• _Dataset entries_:
++++++++

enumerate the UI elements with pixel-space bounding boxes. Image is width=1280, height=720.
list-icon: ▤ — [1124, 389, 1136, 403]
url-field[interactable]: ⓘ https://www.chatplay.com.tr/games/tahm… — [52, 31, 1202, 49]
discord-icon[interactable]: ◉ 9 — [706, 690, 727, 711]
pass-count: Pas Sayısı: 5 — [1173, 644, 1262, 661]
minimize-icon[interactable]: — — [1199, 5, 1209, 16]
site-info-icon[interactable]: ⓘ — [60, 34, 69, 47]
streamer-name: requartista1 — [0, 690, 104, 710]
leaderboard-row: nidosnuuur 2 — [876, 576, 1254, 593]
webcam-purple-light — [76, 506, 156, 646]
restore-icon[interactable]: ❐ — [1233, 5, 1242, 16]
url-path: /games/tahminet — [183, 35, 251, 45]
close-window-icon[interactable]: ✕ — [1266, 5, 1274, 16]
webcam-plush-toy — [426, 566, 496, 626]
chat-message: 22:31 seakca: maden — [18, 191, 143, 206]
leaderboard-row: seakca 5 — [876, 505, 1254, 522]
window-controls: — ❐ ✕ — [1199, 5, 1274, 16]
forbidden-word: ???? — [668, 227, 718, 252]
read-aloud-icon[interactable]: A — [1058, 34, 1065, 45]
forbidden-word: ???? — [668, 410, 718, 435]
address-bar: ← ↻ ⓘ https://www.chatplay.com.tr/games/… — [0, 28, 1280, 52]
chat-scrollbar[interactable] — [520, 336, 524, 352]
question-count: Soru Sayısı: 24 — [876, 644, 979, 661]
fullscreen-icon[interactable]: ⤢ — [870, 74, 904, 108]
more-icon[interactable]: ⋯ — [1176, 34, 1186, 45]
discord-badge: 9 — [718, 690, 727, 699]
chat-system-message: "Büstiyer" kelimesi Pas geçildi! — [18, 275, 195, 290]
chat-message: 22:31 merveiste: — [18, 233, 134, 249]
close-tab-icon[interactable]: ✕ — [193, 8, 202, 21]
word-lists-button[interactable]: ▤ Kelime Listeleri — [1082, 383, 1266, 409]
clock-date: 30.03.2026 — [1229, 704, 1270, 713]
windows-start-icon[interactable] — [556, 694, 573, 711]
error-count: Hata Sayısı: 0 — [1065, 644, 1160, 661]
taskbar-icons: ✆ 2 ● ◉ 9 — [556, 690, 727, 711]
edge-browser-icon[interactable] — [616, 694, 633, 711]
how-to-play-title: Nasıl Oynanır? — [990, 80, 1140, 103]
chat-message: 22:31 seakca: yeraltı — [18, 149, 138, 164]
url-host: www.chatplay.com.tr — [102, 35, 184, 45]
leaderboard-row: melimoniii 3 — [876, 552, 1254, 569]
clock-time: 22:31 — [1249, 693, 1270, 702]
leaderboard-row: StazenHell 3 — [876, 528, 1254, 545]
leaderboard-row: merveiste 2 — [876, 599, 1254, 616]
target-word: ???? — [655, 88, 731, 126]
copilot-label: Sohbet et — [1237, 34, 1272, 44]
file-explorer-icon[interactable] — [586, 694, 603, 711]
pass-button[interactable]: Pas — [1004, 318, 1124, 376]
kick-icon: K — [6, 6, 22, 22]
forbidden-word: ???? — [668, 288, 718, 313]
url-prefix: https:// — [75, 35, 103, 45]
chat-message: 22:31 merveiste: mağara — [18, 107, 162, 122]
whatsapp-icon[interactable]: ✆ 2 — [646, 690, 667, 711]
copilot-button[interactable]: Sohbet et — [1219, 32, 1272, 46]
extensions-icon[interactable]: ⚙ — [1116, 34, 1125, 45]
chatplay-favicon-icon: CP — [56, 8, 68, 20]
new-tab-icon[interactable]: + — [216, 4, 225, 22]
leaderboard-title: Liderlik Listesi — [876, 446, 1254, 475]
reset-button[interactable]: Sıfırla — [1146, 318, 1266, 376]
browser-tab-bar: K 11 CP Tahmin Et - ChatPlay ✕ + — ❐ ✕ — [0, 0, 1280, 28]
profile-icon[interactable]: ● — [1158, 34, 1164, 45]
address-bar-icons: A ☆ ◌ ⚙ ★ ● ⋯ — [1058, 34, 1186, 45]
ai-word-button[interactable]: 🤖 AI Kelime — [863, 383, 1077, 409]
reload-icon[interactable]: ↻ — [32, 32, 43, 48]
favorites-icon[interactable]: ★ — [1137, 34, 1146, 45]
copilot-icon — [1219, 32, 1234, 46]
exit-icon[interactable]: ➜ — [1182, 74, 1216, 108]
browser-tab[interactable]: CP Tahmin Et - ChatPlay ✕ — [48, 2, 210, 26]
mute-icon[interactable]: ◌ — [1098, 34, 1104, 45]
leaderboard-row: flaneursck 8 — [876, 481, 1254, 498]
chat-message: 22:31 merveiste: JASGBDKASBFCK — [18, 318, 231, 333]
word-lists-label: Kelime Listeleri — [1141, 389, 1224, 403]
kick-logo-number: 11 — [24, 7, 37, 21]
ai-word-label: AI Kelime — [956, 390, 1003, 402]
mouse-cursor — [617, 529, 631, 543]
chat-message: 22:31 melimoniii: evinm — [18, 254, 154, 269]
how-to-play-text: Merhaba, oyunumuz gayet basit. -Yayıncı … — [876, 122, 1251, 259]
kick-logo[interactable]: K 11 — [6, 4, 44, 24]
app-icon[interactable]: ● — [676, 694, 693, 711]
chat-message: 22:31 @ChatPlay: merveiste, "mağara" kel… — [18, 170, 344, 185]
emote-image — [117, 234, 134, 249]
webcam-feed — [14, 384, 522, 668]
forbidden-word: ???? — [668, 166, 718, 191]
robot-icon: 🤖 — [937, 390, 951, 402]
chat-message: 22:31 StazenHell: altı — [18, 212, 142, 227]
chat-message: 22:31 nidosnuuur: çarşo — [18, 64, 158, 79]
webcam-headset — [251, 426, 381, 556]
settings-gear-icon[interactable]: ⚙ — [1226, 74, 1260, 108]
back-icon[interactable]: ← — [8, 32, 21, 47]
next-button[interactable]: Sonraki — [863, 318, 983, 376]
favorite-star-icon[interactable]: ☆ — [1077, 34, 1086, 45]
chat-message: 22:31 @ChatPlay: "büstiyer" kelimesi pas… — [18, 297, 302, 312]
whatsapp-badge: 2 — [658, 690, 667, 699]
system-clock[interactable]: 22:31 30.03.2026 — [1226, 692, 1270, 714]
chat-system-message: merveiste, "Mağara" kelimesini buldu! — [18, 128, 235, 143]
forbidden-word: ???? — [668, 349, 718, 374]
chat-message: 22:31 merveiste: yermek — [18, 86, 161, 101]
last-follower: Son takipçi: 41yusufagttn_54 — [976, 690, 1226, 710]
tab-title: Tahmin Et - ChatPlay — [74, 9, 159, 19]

++++++++

• _TASK BRIEF_: Rewrite every one of the rows above with "leaderboard-row" replaced by "ranking-row" wherever it appears, keeping all other text unchanged.

• _ANSWER FOR THIS EXERCISE_:
enumerate the UI elements with pixel-space bounding boxes. Image is width=1280, height=720.
list-icon: ▤ — [1124, 389, 1136, 403]
url-field[interactable]: ⓘ https://www.chatplay.com.tr/games/tahm… — [52, 31, 1202, 49]
discord-icon[interactable]: ◉ 9 — [706, 690, 727, 711]
pass-count: Pas Sayısı: 5 — [1173, 644, 1262, 661]
minimize-icon[interactable]: — — [1199, 5, 1209, 16]
site-info-icon[interactable]: ⓘ — [60, 34, 69, 47]
streamer-name: requartista1 — [0, 690, 104, 710]
ranking-row: nidosnuuur 2 — [876, 576, 1254, 593]
webcam-purple-light — [76, 506, 156, 646]
restore-icon[interactable]: ❐ — [1233, 5, 1242, 16]
url-path: /games/tahminet — [183, 35, 251, 45]
close-window-icon[interactable]: ✕ — [1266, 5, 1274, 16]
webcam-plush-toy — [426, 566, 496, 626]
chat-message: 22:31 seakca: maden — [18, 191, 143, 206]
ranking-row: seakca 5 — [876, 505, 1254, 522]
window-controls: — ❐ ✕ — [1199, 5, 1274, 16]
forbidden-word: ???? — [668, 227, 718, 252]
read-aloud-icon[interactable]: A — [1058, 34, 1065, 45]
forbidden-word: ???? — [668, 410, 718, 435]
address-bar: ← ↻ ⓘ https://www.chatplay.com.tr/games/… — [0, 28, 1280, 52]
chat-scrollbar[interactable] — [520, 336, 524, 352]
question-count: Soru Sayısı: 24 — [876, 644, 979, 661]
fullscreen-icon[interactable]: ⤢ — [870, 74, 904, 108]
more-icon[interactable]: ⋯ — [1176, 34, 1186, 45]
discord-badge: 9 — [718, 690, 727, 699]
chat-system-message: "Büstiyer" kelimesi Pas geçildi! — [18, 275, 195, 290]
chat-message: 22:31 merveiste: — [18, 233, 134, 249]
close-tab-icon[interactable]: ✕ — [193, 8, 202, 21]
word-lists-button[interactable]: ▤ Kelime Listeleri — [1082, 383, 1266, 409]
clock-date: 30.03.2026 — [1229, 704, 1270, 713]
windows-start-icon[interactable] — [556, 694, 573, 711]
error-count: Hata Sayısı: 0 — [1065, 644, 1160, 661]
taskbar-icons: ✆ 2 ● ◉ 9 — [556, 690, 727, 711]
edge-browser-icon[interactable] — [616, 694, 633, 711]
how-to-play-title: Nasıl Oynanır? — [990, 80, 1140, 103]
chat-message: 22:31 seakca: yeraltı — [18, 149, 138, 164]
url-host: www.chatplay.com.tr — [102, 35, 184, 45]
ranking-row: melimoniii 3 — [876, 552, 1254, 569]
clock-time: 22:31 — [1249, 693, 1270, 702]
ranking-row: StazenHell 3 — [876, 528, 1254, 545]
ranking-row: merveiste 2 — [876, 599, 1254, 616]
target-word: ???? — [655, 88, 731, 126]
copilot-label: Sohbet et — [1237, 34, 1272, 44]
file-explorer-icon[interactable] — [586, 694, 603, 711]
pass-button[interactable]: Pas — [1004, 318, 1124, 376]
kick-icon: K — [6, 6, 22, 22]
forbidden-word: ???? — [668, 288, 718, 313]
url-prefix: https:// — [75, 35, 103, 45]
chat-message: 22:31 merveiste: mağara — [18, 107, 162, 122]
whatsapp-icon[interactable]: ✆ 2 — [646, 690, 667, 711]
copilot-button[interactable]: Sohbet et — [1219, 32, 1272, 46]
extensions-icon[interactable]: ⚙ — [1116, 34, 1125, 45]
chatplay-favicon-icon: CP — [56, 8, 68, 20]
new-tab-icon[interactable]: + — [216, 4, 225, 22]
leaderboard-title: Liderlik Listesi — [876, 446, 1254, 475]
reset-button[interactable]: Sıfırla — [1146, 318, 1266, 376]
browser-tab-bar: K 11 CP Tahmin Et - ChatPlay ✕ + — ❐ ✕ — [0, 0, 1280, 28]
profile-icon[interactable]: ● — [1158, 34, 1164, 45]
address-bar-icons: A ☆ ◌ ⚙ ★ ● ⋯ — [1058, 34, 1186, 45]
ai-word-button[interactable]: 🤖 AI Kelime — [863, 383, 1077, 409]
reload-icon[interactable]: ↻ — [32, 32, 43, 48]
favorites-icon[interactable]: ★ — [1137, 34, 1146, 45]
copilot-icon — [1219, 32, 1234, 46]
exit-icon[interactable]: ➜ — [1182, 74, 1216, 108]
browser-tab[interactable]: CP Tahmin Et - ChatPlay ✕ — [48, 2, 210, 26]
mute-icon[interactable]: ◌ — [1098, 34, 1104, 45]
ranking-row: flaneursck 8 — [876, 481, 1254, 498]
chat-message: 22:31 merveiste: JASGBDKASBFCK — [18, 318, 231, 333]
word-lists-label: Kelime Listeleri — [1141, 389, 1224, 403]
kick-logo-number: 11 — [24, 7, 37, 21]
ai-word-label: AI Kelime — [956, 390, 1003, 402]
mouse-cursor — [617, 529, 631, 543]
chat-message: 22:31 melimoniii: evinm — [18, 254, 154, 269]
how-to-play-text: Merhaba, oyunumuz gayet basit. -Yayıncı … — [876, 122, 1251, 259]
kick-logo[interactable]: K 11 — [6, 4, 44, 24]
app-icon[interactable]: ● — [676, 694, 693, 711]
chat-message: 22:31 @ChatPlay: merveiste, "mağara" kel… — [18, 170, 344, 185]
emote-image — [117, 234, 134, 249]
webcam-feed — [14, 384, 522, 668]
forbidden-word: ???? — [668, 166, 718, 191]
robot-icon: 🤖 — [937, 390, 951, 402]
chat-message: 22:31 StazenHell: altı — [18, 212, 142, 227]
chat-message: 22:31 nidosnuuur: çarşo — [18, 64, 158, 79]
webcam-headset — [251, 426, 381, 556]
settings-gear-icon[interactable]: ⚙ — [1226, 74, 1260, 108]
back-icon[interactable]: ← — [8, 32, 21, 47]
next-button[interactable]: Sonraki — [863, 318, 983, 376]
favorite-star-icon[interactable]: ☆ — [1077, 34, 1086, 45]
chat-message: 22:31 @ChatPlay: "büstiyer" kelimesi pas… — [18, 297, 302, 312]
whatsapp-badge: 2 — [658, 690, 667, 699]
system-clock[interactable]: 22:31 30.03.2026 — [1226, 692, 1270, 714]
chat-system-message: merveiste, "Mağara" kelimesini buldu! — [18, 128, 235, 143]
forbidden-word: ???? — [668, 349, 718, 374]
chat-message: 22:31 merveiste: yermek — [18, 86, 161, 101]
last-follower: Son takipçi: 41yusufagttn_54 — [976, 690, 1226, 710]
tab-title: Tahmin Et - ChatPlay — [74, 9, 159, 19]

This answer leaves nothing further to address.